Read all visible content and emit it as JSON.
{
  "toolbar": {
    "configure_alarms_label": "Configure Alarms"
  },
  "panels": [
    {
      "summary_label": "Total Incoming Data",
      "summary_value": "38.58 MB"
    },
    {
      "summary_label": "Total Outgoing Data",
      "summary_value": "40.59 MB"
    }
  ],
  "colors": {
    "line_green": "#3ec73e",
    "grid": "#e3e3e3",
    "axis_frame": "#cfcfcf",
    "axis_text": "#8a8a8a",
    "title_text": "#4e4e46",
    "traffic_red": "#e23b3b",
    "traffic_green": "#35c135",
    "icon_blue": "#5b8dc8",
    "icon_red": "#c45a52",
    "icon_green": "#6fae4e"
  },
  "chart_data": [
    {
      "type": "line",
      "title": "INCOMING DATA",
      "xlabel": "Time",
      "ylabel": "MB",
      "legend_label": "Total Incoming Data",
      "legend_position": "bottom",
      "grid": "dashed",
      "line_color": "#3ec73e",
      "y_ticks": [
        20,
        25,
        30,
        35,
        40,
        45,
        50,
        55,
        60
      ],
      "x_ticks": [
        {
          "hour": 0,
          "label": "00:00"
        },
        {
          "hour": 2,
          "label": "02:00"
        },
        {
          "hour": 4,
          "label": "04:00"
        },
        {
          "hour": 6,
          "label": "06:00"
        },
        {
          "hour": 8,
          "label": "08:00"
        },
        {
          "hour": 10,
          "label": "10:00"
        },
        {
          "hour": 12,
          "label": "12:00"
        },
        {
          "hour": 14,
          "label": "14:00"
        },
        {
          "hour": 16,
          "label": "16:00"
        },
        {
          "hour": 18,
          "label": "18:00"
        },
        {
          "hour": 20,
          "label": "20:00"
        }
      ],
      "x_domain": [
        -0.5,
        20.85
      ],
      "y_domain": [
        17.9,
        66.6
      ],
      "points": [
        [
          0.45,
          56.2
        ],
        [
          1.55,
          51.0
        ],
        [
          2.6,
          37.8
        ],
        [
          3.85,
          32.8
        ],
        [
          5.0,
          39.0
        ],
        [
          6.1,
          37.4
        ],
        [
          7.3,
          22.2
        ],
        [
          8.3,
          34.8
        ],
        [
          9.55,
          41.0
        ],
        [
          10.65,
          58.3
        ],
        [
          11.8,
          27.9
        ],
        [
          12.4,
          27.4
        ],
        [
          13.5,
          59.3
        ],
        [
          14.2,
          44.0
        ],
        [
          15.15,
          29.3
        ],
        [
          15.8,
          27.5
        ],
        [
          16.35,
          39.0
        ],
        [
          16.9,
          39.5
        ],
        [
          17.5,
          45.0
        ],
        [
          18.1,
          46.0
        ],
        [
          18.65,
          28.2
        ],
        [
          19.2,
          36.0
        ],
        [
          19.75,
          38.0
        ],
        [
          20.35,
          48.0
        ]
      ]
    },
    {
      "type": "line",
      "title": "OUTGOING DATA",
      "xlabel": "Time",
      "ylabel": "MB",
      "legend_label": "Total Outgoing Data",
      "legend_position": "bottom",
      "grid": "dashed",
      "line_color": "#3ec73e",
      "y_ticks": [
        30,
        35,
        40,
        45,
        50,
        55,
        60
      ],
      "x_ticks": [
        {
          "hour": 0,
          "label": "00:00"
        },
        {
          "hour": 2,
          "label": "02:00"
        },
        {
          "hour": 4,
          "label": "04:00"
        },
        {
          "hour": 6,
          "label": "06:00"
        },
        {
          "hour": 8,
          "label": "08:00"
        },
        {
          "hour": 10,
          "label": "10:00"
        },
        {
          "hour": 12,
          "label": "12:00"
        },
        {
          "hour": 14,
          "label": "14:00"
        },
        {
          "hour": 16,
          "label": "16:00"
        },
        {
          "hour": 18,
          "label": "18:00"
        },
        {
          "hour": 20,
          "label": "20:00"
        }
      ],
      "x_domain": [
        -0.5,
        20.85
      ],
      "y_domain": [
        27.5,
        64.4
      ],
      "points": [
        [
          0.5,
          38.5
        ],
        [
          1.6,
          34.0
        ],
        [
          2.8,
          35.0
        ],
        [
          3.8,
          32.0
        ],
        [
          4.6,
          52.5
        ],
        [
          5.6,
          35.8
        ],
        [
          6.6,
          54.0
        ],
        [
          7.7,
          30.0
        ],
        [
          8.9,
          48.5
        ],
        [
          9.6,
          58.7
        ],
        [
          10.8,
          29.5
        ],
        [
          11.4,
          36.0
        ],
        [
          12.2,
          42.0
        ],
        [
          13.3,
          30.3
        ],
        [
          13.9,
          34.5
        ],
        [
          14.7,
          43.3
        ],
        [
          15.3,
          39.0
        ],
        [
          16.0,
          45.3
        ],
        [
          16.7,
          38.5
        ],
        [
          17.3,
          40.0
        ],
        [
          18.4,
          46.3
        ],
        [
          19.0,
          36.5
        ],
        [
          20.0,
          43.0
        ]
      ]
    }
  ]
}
________
**WHAT THE EXERCISE ASKS**
Repeat each of the entries above precisely as given.

**RESULT OF THE TASK**
Read all visible content and emit it as JSON.
{
  "toolbar": {
    "configure_alarms_label": "Configure Alarms"
  },
  "panels": [
    {
      "summary_label": "Total Incoming Data",
      "summary_value": "38.58 MB"
    },
    {
      "summary_label": "Total Outgoing Data",
      "summary_value": "40.59 MB"
    }
  ],
  "colors": {
    "line_green": "#3ec73e",
    "grid": "#e3e3e3",
    "axis_frame": "#cfcfcf",
    "axis_text": "#8a8a8a",
    "title_text": "#4e4e46",
    "traffic_red": "#e23b3b",
    "traffic_green": "#35c135",
    "icon_blue": "#5b8dc8",
    "icon_red": "#c45a52",
    "icon_green": "#6fae4e"
  },
  "chart_data": [
    {
      "type": "line",
      "title": "INCOMING DATA",
      "xlabel": "Time",
      "ylabel": "MB",
      "legend_label": "Total Incoming Data",
      "legend_position": "bottom",
      "grid": "dashed",
      "line_color": "#3ec73e",
      "y_ticks": [
        20,
        25,
        30,
        35,
        40,
        45,
        50,
        55,
        60
      ],
      "x_ticks": [
        {
          "hour": 0,
          "label": "00:00"
        },
        {
          "hour": 2,
          "label": "02:00"
        },
        {
          "hour": 4,
          "label": "04:00"
        },
        {
          "hour": 6,
          "label": "06:00"
        },
        {
          "hour": 8,
          "label": "08:00"
        },
        {
          "hour": 10,
          "label": "10:00"
        },
        {
          "hour": 12,
          "label": "12:00"
        },
        {
          "hour": 14,
          "label": "14:00"
        },
        {
          "hour": 16,
          "label": "16:00"
        },
        {
          "hour": 18,
          "label": "18:00"
        },
        {
          "hour": 20,
          "label": "20:00"
        }
      ],
      "x_domain": [
        -0.5,
        20.85
      ],
      "y_domain": [
        17.9,
        66.6
      ],
      "points": [
        [
          0.45,
          56.2
        ],
        [
          1.55,
          51.0
        ],
        [
          2.6,
          37.8
        ],
        [
          3.85,
          32.8
        ],
        [
          5.0,
          39.0
        ],
        [
          6.1,
          37.4
        ],
        [
          7.3,
          22.2
        ],
        [
          8.3,
          34.8
        ],
        [
          9.55,
          41.0
        ],
        [
          10.65,
          58.3
        ],
        [
          11.8,
          27.9
        ],
        [
          12.4,
          27.4
        ],
        [
          13.5,
          59.3
        ],
        [
          14.2,
          44.0
        ],
        [
          15.15,
          29.3
        ],
        [
          15.8,
          27.5
        ],
        [
          16.35,
          39.0
        ],
        [
          16.9,
          39.5
        ],
        [
          17.5,
          45.0
        ],
        [
          18.1,
          46.0
        ],
        [
          18.65,
          28.2
        ],
        [
          19.2,
          36.0
        ],
        [
          19.75,
          38.0
        ],
        [
          20.35,
          48.0
        ]
      ]
    },
    {
      "type": "line",
      "title": "OUTGOING DATA",
      "xlabel": "Time",
      "ylabel": "MB",
      "legend_label": "Total Outgoing Data",
      "legend_position": "bottom",
      "grid": "dashed",
      "line_color": "#3ec73e",
      "y_ticks": [
        30,
        35,
        40,
        45,
        50,
        55,
        60
      ],
      "x_ticks": [
        {
          "hour": 0,
          "label": "00:00"
        },
        {
          "hour": 2,
          "label": "02:00"
        },
        {
          "hour": 4,
          "label": "04:00"
        },
        {
          "hour": 6,
          "label": "06:00"
        },
        {
          "hour": 8,
          "label": "08:00"
        },
        {
          "hour": 10,
          "label": "10:00"
        },
        {
          "hour": 12,
          "label": "12:00"
        },
        {
          "hour": 14,
          "label": "14:00"
        },
        {
          "hour": 16,
          "label": "16:00"
        },
        {
          "hour": 18,
          "label": "18:00"
        },
        {
          "hour": 20,
          "label": "20:00"
        }
      ],
      "x_domain": [
        -0.5,
        20.85
      ],
      "y_domain": [
        27.5,
        64.4
      ],
      "points": [
        [
          0.5,
          38.5
        ],
        [
          1.6,
          34.0
        ],
        [
          2.8,
          35.0
        ],
        [
          3.8,
          32.0
        ],
        [
          4.6,
          52.5
        ],
        [
          5.6,
          35.8
        ],
        [
          6.6,
          54.0
        ],
        [
          7.7,
          30.0
        ],
        [
          8.9,
          48.5
        ],
        [
          9.6,
          58.7
        ],
        [
          10.8,
          29.5
        ],
        [
          11.4,
          36.0
        ],
        [
          12.2,
          42.0
        ],
        [
          13.3,
          30.3
        ],
        [
          13.9,
          34.5
        ],
        [
          14.7,
          43.3
        ],
        [
          15.3,
          39.0
        ],
        [
          16.0,
          45.3
        ],
        [
          16.7,
          38.5
        ],
        [
          17.3,
          40.0
        ],
        [
          18.4,
          46.3
        ],
        [
          19.0,
          36.5
        ],
        [
          20.0,
          43.0
        ]
      ]
    }
  ]
}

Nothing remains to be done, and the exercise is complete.